+++ DATA RECORDS +++
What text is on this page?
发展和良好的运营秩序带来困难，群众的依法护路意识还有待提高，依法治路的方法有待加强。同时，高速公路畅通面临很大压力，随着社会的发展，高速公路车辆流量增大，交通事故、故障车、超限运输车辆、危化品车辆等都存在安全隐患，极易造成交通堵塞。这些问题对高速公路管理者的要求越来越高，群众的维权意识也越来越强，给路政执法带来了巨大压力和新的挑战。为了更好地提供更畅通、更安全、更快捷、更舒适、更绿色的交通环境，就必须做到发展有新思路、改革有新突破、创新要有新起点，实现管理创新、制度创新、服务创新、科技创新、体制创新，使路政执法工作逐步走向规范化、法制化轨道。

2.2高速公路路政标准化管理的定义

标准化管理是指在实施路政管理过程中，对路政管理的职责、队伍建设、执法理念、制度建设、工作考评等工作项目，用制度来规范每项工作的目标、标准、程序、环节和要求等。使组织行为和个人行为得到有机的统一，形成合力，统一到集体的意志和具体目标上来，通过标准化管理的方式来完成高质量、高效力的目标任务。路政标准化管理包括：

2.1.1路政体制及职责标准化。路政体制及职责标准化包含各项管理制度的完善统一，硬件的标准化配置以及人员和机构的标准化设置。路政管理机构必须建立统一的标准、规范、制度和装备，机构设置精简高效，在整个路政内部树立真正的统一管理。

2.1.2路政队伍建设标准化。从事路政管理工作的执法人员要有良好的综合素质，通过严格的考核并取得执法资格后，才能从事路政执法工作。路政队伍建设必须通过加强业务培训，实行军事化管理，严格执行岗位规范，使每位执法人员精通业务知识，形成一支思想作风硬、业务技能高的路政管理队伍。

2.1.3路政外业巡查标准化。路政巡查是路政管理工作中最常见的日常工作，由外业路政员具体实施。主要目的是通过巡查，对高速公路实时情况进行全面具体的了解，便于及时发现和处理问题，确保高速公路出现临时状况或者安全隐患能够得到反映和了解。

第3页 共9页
+++
All of the entries must be written out exactly as they stand.

What text is on this page?
发展和良好的运营秩序带来困难，群众的依法护路意识还有待提高，依法治路的方法有待加强。同时，高速公路畅通面临很大压力，随着社会的发展，高速公路车辆流量增大，交通事故、故障车、超限运输车辆、危化品车辆等都存在安全隐患，极易造成交通堵塞。这些问题对高速公路管理者的要求越来越高，群众的维权意识也越来越强，给路政执法带来了巨大压力和新的挑战。为了更好地提供更畅通、更安全、更快捷、更舒适、更绿色的交通环境，就必须做到发展有新思路、改革有新突破、创新要有新起点，实现管理创新、制度创新、服务创新、科技创新、体制创新，使路政执法工作逐步走向规范化、法制化轨道。

2.2高速公路路政标准化管理的定义

标准化管理是指在实施路政管理过程中，对路政管理的职责、队伍建设、执法理念、制度建设、工作考评等工作项目，用制度来规范每项工作的目标、标准、程序、环节和要求等。使组织行为和个人行为得到有机的统一，形成合力，统一到集体的意志和具体目标上来，通过标准化管理的方式来完成高质量、高效力的目标任务。路政标准化管理包括：

2.1.1路政体制及职责标准化。路政体制及职责标准化包含各项管理制度的完善统一，硬件的标准化配置以及人员和机构的标准化设置。路政管理机构必须建立统一的标准、规范、制度和装备，机构设置精简高效，在整个路政内部树立真正的统一管理。

2.1.2路政队伍建设标准化。从事路政管理工作的执法人员要有良好的综合素质，通过严格的考核并取得执法资格后，才能从事路政执法工作。路政队伍建设必须通过加强业务培训，实行军事化管理，严格执行岗位规范，使每位执法人员精通业务知识，形成一支思想作风硬、业务技能高的路政管理队伍。

2.1.3路政外业巡查标准化。路政巡查是路政管理工作中最常见的日常工作，由外业路政员具体实施。主要目的是通过巡查，对高速公路实时情况进行全面具体的了解，便于及时发现和处理问题，确保高速公路出现临时状况或者安全隐患能够得到反映和了解。

第3页 共9页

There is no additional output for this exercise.